• What is being asked
Identify each line below containing the string "size" and copy it.

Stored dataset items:
## BEGIN

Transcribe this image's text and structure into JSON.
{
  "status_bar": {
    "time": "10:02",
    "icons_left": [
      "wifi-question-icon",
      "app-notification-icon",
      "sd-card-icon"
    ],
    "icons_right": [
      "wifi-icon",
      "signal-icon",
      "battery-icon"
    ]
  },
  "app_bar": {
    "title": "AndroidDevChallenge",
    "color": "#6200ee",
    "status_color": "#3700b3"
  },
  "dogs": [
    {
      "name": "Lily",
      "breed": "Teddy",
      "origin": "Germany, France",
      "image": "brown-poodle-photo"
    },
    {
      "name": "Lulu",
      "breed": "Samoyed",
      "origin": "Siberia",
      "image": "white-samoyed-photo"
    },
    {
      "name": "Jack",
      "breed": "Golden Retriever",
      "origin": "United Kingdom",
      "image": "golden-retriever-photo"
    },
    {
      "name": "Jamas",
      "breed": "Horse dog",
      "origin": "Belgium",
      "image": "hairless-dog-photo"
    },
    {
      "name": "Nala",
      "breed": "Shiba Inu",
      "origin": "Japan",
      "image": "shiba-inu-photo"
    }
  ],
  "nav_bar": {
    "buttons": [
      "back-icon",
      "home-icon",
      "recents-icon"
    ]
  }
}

## END
## BEGIN

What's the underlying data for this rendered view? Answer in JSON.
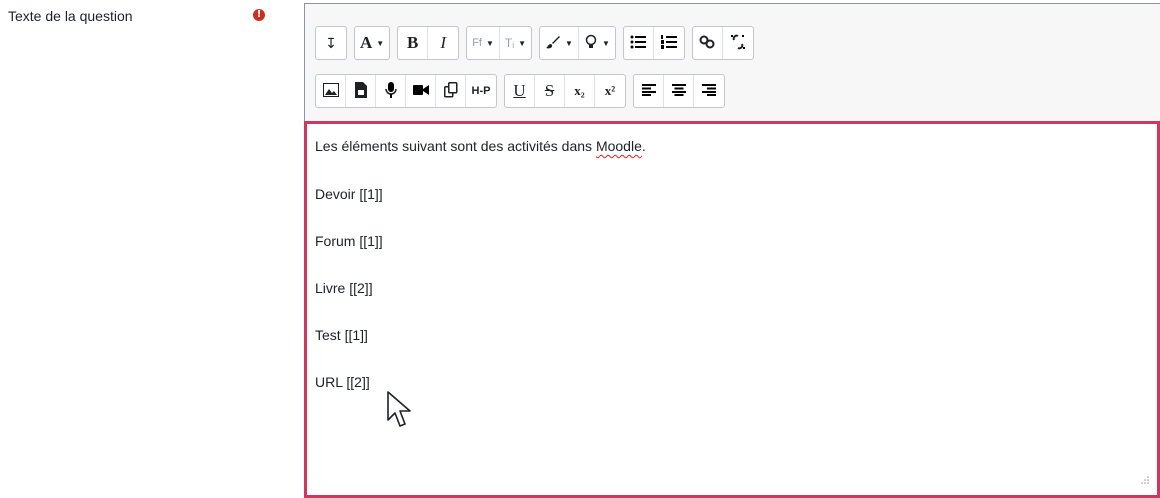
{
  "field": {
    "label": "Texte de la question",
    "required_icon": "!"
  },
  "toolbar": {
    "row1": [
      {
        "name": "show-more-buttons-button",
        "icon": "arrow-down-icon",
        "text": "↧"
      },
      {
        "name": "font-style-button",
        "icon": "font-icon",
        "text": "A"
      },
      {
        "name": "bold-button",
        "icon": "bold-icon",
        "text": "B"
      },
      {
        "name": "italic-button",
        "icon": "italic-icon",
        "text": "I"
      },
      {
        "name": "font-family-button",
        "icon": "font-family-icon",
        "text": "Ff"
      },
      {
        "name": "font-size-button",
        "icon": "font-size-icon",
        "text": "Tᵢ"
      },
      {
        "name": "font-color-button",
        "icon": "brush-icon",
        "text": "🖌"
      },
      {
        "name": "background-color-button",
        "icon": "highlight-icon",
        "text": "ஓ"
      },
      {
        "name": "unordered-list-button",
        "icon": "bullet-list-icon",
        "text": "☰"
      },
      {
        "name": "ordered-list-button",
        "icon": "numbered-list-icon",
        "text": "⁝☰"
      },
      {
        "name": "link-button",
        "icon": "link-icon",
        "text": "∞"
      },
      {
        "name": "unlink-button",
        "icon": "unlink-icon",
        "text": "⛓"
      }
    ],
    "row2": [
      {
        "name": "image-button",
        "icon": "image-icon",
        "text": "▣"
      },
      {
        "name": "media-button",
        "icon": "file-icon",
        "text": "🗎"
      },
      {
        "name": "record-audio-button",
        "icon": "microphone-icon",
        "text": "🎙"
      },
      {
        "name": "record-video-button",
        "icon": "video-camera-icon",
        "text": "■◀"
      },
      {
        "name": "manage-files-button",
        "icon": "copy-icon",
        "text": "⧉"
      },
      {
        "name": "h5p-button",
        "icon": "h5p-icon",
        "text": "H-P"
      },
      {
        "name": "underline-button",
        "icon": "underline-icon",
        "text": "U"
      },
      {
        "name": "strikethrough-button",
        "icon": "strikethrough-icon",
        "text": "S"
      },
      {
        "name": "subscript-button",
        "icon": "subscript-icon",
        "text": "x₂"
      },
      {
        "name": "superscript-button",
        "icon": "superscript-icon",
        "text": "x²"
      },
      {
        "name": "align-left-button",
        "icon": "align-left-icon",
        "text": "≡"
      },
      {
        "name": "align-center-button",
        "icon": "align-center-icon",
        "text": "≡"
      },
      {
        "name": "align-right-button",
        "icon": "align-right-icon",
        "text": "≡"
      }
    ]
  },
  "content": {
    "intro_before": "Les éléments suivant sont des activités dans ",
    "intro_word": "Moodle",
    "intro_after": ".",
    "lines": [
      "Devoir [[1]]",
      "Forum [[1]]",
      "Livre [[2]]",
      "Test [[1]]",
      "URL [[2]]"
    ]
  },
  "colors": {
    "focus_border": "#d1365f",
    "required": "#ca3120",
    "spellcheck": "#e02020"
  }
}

## END
## BEGIN

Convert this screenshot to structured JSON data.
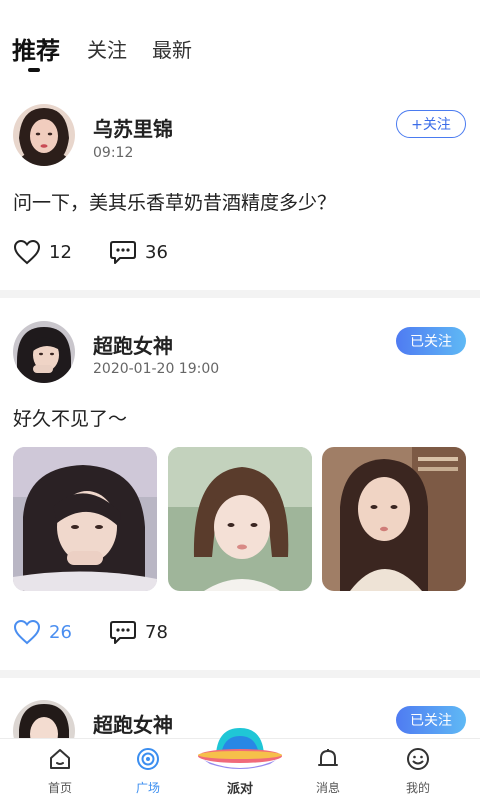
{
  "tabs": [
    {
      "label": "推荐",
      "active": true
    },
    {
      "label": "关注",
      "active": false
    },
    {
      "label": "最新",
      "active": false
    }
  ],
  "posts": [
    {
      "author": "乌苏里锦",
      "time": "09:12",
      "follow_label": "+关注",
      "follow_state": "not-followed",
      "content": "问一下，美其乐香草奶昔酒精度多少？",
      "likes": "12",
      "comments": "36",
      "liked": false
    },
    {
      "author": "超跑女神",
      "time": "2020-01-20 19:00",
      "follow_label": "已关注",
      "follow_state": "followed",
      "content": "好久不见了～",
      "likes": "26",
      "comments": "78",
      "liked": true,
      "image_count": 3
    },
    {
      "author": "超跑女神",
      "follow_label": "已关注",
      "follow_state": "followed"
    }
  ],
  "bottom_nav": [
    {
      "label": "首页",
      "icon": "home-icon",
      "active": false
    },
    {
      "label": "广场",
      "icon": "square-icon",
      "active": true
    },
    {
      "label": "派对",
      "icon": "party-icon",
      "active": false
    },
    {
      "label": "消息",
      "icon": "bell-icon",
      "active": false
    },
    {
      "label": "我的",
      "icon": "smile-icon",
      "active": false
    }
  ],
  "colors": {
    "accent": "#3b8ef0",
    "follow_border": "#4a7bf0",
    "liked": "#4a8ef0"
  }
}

## END

• Response below
        "name": "font-size-button",
        "icon": "font-size-icon",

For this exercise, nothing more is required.